**Exercise objective**
For each line in the data below that holds "year", return a copy.

* Start Extracted records *

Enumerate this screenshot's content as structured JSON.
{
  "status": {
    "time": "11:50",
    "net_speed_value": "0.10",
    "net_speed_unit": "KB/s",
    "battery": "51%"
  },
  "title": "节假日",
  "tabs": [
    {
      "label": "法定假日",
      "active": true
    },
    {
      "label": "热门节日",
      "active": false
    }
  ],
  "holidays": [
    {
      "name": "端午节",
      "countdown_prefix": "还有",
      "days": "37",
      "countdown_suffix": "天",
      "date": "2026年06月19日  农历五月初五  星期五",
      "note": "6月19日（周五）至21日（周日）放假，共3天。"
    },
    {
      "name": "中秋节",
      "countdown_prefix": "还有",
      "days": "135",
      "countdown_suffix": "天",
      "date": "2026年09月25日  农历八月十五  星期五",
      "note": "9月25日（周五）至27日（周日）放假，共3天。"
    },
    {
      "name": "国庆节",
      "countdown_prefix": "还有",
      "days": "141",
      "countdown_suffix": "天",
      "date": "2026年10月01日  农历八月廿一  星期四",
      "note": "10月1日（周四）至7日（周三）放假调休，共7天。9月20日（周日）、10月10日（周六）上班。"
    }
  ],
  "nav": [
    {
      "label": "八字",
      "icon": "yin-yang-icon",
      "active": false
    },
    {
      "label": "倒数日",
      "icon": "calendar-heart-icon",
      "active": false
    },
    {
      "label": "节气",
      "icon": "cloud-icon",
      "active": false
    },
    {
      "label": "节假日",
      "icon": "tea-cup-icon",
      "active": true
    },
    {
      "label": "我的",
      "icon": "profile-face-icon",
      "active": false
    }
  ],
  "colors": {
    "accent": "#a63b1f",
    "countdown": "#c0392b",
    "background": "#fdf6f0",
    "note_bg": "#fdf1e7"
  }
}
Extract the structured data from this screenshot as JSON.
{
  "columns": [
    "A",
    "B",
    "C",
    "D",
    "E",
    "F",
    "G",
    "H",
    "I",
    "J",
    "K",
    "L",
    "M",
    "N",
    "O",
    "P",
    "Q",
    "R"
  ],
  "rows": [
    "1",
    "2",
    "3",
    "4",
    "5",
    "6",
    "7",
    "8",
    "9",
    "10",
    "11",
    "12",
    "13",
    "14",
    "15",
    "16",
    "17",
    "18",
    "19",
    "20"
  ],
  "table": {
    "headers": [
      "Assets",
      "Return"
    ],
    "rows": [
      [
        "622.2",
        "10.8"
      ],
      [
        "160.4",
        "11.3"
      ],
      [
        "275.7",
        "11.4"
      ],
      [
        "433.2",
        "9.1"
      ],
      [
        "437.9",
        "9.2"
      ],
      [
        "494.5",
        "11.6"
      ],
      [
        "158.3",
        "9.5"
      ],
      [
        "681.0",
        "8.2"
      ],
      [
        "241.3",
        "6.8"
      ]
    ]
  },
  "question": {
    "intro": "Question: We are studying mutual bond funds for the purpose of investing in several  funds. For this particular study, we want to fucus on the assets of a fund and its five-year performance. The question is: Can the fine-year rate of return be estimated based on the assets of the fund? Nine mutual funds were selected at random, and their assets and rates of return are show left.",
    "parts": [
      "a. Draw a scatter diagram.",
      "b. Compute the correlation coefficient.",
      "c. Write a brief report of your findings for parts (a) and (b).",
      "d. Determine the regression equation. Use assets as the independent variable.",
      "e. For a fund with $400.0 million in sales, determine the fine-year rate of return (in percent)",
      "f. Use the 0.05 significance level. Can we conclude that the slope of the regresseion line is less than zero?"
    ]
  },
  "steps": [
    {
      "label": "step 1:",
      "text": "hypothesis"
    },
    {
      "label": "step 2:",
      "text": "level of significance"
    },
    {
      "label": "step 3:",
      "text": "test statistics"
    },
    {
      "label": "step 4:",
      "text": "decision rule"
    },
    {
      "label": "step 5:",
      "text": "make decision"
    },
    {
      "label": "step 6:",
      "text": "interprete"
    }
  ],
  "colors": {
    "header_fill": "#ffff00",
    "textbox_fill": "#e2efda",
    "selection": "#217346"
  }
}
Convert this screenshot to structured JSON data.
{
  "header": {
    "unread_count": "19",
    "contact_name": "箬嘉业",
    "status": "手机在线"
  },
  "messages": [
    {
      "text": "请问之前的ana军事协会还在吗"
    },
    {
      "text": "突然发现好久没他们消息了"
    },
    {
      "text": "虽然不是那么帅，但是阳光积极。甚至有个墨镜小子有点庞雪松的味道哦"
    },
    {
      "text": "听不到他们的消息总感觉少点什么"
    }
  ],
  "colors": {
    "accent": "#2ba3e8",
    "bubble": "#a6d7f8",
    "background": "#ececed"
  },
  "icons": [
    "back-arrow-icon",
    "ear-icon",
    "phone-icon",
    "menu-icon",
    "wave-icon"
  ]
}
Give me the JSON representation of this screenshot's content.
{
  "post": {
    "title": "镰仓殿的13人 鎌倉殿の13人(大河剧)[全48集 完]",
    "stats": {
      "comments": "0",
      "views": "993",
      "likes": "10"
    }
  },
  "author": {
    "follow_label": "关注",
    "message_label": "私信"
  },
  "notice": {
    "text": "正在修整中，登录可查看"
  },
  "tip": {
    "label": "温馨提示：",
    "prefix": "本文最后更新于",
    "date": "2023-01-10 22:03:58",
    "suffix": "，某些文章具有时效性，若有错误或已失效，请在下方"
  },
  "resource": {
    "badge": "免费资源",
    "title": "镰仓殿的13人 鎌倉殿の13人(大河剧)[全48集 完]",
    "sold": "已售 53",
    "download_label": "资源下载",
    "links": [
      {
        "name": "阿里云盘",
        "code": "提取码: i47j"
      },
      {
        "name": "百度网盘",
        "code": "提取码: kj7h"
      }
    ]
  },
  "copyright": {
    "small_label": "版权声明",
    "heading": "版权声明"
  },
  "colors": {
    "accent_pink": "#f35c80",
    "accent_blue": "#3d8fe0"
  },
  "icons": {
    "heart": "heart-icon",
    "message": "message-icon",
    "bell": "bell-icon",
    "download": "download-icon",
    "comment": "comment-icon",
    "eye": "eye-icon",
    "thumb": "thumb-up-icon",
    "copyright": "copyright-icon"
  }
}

* End Extracted records *

**Reply to the exercise**
    "intro": "Question: We are studying mutual bond funds for the purpose of investing in several  funds. For this particular study, we want to fucus on the assets of a fund and its five-year performance. The question is: Can the fine-year rate of return be estimated based on the assets of the fund? Nine mutual funds were selected at random, and their assets and rates of return are show left.",
      "e. For a fund with $400.0 million in sales, determine the fine-year rate of return (in percent)",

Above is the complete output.